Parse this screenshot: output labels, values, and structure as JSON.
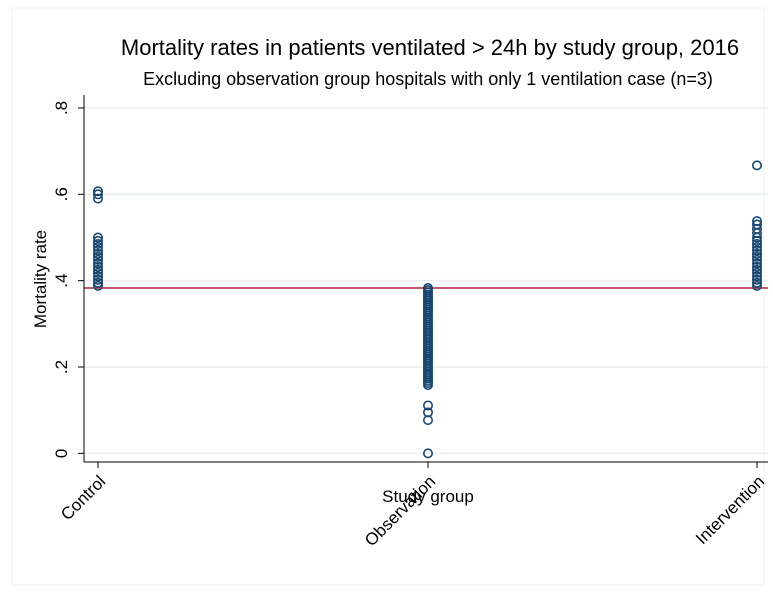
{
  "chart_data": {
    "type": "scatter",
    "title": "Mortality rates in patients ventilated > 24h by study group, 2016",
    "subtitle": "Excluding observation group hospitals with only 1 ventilation case (n=3)",
    "xlabel": "Study group",
    "ylabel": "Mortality rate",
    "categories": [
      "Control",
      "Observation",
      "Intervention"
    ],
    "y_ticks": [
      0,
      0.2,
      0.4,
      0.6,
      0.8
    ],
    "y_tick_labels": [
      "0",
      ".2",
      ".4",
      ".6",
      ".8"
    ],
    "ylim": [
      -0.02,
      0.83
    ],
    "grid": true,
    "reference_line": 0.383,
    "colors": {
      "marker": "#1a476f",
      "reference_line": "#b0223f",
      "grid": "#e8eef2"
    },
    "series": [
      {
        "category": "Control",
        "values": [
          0.607,
          0.6,
          0.59,
          0.5,
          0.492,
          0.485,
          0.478,
          0.47,
          0.462,
          0.455,
          0.448,
          0.44,
          0.432,
          0.425,
          0.418,
          0.41,
          0.402,
          0.395,
          0.388
        ]
      },
      {
        "category": "Observation",
        "values": [
          0.383,
          0.378,
          0.373,
          0.368,
          0.363,
          0.358,
          0.353,
          0.348,
          0.343,
          0.338,
          0.333,
          0.328,
          0.323,
          0.318,
          0.313,
          0.308,
          0.303,
          0.298,
          0.293,
          0.288,
          0.283,
          0.278,
          0.273,
          0.268,
          0.263,
          0.258,
          0.253,
          0.248,
          0.243,
          0.238,
          0.233,
          0.228,
          0.223,
          0.218,
          0.213,
          0.208,
          0.203,
          0.198,
          0.193,
          0.188,
          0.183,
          0.178,
          0.173,
          0.168,
          0.163,
          0.158,
          0.111,
          0.095,
          0.077,
          0.0
        ]
      },
      {
        "category": "Intervention",
        "values": [
          0.667,
          0.538,
          0.53,
          0.52,
          0.51,
          0.5,
          0.492,
          0.485,
          0.478,
          0.47,
          0.462,
          0.455,
          0.448,
          0.44,
          0.432,
          0.425,
          0.418,
          0.41,
          0.402,
          0.395,
          0.388
        ]
      }
    ]
  }
}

────────────────────

[WHAT NEEDS TO BE DONE]:
Repeat the data exactly, dropping every picture it holds.

[RESPONSE BELOW]:
Parse this screenshot: output labels, values, and structure as JSON.
{
  "chart_data": {
    "type": "scatter",
    "title": "Mortality rates in patients ventilated > 24h by study group, 2016",
    "subtitle": "Excluding observation group hospitals with only 1 ventilation case (n=3)",
    "xlabel": "Study group",
    "ylabel": "Mortality rate",
    "categories": [
      "Control",
      "Observation",
      "Intervention"
    ],
    "y_ticks": [
      0,
      0.2,
      0.4,
      0.6,
      0.8
    ],
    "y_tick_labels": [
      "0",
      ".2",
      ".4",
      ".6",
      ".8"
    ],
    "ylim": [
      -0.02,
      0.83
    ],
    "grid": true,
    "reference_line": 0.383,
    "colors": {
      "marker": "#1a476f",
      "reference_line": "#b0223f",
      "grid": "#e8eef2"
    },
    "series": [
      {
        "category": "Control",
        "values": [
          0.607,
          0.6,
          0.59,
          0.5,
          0.492,
          0.485,
          0.478,
          0.47,
          0.462,
          0.455,
          0.448,
          0.44,
          0.432,
          0.425,
          0.418,
          0.41,
          0.402,
          0.395,
          0.388
        ]
      },
      {
        "category": "Observation",
        "values": [
          0.383,
          0.378,
          0.373,
          0.368,
          0.363,
          0.358,
          0.353,
          0.348,
          0.343,
          0.338,
          0.333,
          0.328,
          0.323,
          0.318,
          0.313,
          0.308,
          0.303,
          0.298,
          0.293,
          0.288,
          0.283,
          0.278,
          0.273,
          0.268,
          0.263,
          0.258,
          0.253,
          0.248,
          0.243,
          0.238,
          0.233,
          0.228,
          0.223,
          0.218,
          0.213,
          0.208,
          0.203,
          0.198,
          0.193,
          0.188,
          0.183,
          0.178,
          0.173,
          0.168,
          0.163,
          0.158,
          0.111,
          0.095,
          0.077,
          0.0
        ]
      },
      {
        "category": "Intervention",
        "values": [
          0.667,
          0.538,
          0.53,
          0.52,
          0.51,
          0.5,
          0.492,
          0.485,
          0.478,
          0.47,
          0.462,
          0.455,
          0.448,
          0.44,
          0.432,
          0.425,
          0.418,
          0.41,
          0.402,
          0.395,
          0.388
        ]
      }
    ]
  }
}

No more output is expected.